* **Exercise objective**
Only the lines from the one containing "OCR this image." through the final line of the material below should be output, exactly as they stand.
[Information provided start]
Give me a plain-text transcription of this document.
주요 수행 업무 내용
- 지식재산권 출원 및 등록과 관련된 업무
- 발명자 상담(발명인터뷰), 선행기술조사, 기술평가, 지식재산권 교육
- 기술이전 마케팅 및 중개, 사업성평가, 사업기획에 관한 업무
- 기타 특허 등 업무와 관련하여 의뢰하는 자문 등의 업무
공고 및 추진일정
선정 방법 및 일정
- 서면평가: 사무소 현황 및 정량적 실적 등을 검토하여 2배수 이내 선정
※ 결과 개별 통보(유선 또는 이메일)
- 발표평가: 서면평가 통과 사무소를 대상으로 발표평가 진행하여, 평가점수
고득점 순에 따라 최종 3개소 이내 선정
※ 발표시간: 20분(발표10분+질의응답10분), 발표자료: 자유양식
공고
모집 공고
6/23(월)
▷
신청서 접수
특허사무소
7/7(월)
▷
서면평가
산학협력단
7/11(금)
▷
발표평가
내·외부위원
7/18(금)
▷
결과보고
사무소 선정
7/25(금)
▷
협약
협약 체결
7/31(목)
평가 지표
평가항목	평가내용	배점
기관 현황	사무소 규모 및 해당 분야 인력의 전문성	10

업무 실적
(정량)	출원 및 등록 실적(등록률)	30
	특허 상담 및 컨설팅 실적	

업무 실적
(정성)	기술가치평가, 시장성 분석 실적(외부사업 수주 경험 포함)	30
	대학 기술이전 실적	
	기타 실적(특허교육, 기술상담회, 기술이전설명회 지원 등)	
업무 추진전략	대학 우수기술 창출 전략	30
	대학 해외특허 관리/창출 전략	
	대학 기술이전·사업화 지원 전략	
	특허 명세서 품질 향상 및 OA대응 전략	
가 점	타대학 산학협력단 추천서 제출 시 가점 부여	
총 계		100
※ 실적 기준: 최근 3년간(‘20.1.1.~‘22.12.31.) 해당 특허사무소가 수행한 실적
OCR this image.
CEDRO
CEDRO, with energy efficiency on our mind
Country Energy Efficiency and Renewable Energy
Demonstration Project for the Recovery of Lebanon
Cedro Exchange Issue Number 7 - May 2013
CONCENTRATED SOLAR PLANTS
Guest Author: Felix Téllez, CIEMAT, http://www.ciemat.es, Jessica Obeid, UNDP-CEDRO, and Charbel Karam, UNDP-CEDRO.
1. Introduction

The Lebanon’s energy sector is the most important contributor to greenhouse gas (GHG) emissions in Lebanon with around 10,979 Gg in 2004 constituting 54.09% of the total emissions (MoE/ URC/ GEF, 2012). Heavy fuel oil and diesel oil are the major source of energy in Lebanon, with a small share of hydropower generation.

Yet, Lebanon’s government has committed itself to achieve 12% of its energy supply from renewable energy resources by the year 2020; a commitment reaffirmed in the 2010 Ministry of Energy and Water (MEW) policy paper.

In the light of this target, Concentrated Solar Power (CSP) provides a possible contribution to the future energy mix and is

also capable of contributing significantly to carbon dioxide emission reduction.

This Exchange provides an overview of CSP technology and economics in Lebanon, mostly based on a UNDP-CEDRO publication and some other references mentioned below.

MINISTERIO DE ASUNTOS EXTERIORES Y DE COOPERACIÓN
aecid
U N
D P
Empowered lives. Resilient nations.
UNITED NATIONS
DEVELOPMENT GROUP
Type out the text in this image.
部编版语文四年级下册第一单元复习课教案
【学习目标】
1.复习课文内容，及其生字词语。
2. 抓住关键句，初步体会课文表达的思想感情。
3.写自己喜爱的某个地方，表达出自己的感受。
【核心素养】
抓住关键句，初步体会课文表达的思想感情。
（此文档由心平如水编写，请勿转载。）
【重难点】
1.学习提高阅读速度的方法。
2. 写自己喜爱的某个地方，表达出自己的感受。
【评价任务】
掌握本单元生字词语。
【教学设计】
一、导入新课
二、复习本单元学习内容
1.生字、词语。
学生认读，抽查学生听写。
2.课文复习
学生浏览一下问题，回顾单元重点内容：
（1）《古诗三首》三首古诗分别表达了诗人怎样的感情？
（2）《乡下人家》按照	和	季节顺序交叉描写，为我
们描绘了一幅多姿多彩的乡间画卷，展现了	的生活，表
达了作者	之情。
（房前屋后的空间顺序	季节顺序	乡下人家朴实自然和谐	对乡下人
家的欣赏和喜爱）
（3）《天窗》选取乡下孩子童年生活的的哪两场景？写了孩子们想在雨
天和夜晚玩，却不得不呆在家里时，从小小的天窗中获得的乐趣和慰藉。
[Information provided end]
* **Exercise result**
OCR this image.
CEDRO
CEDRO, with energy efficiency on our mind
Country Energy Efficiency and Renewable Energy
Demonstration Project for the Recovery of Lebanon
Cedro Exchange Issue Number 7 - May 2013
CONCENTRATED SOLAR PLANTS
Guest Author: Felix Téllez, CIEMAT, http://www.ciemat.es, Jessica Obeid, UNDP-CEDRO, and Charbel Karam, UNDP-CEDRO.
1. Introduction

The Lebanon’s energy sector is the most important contributor to greenhouse gas (GHG) emissions in Lebanon with around 10,979 Gg in 2004 constituting 54.09% of the total emissions (MoE/ URC/ GEF, 2012). Heavy fuel oil and diesel oil are the major source of energy in Lebanon, with a small share of hydropower generation.

Yet, Lebanon’s government has committed itself to achieve 12% of its energy supply from renewable energy resources by the year 2020; a commitment reaffirmed in the 2010 Ministry of Energy and Water (MEW) policy paper.

In the light of this target, Concentrated Solar Power (CSP) provides a possible contribution to the future energy mix and is

also capable of contributing significantly to carbon dioxide emission reduction.

This Exchange provides an overview of CSP technology and economics in Lebanon, mostly based on a UNDP-CEDRO publication and some other references mentioned below.

MINISTERIO DE ASUNTOS EXTERIORES Y DE COOPERACIÓN
aecid
U N
D P
Empowered lives. Resilient nations.
UNITED NATIONS
DEVELOPMENT GROUP
Type out the text in this image.
部编版语文四年级下册第一单元复习课教案
【学习目标】
1.复习课文内容，及其生字词语。
2. 抓住关键句，初步体会课文表达的思想感情。
3.写自己喜爱的某个地方，表达出自己的感受。
【核心素养】
抓住关键句，初步体会课文表达的思想感情。
（此文档由心平如水编写，请勿转载。）
【重难点】
1.学习提高阅读速度的方法。
2. 写自己喜爱的某个地方，表达出自己的感受。
【评价任务】
掌握本单元生字词语。
【教学设计】
一、导入新课
二、复习本单元学习内容
1.生字、词语。
学生认读，抽查学生听写。
2.课文复习
学生浏览一下问题，回顾单元重点内容：
（1）《古诗三首》三首古诗分别表达了诗人怎样的感情？
（2）《乡下人家》按照	和	季节顺序交叉描写，为我
们描绘了一幅多姿多彩的乡间画卷，展现了	的生活，表
达了作者	之情。
（房前屋后的空间顺序	季节顺序	乡下人家朴实自然和谐	对乡下人
家的欣赏和喜爱）
（3）《天窗》选取乡下孩子童年生活的的哪两场景？写了孩子们想在雨
天和夜晚玩，却不得不呆在家里时，从小小的天窗中获得的乐趣和慰藉。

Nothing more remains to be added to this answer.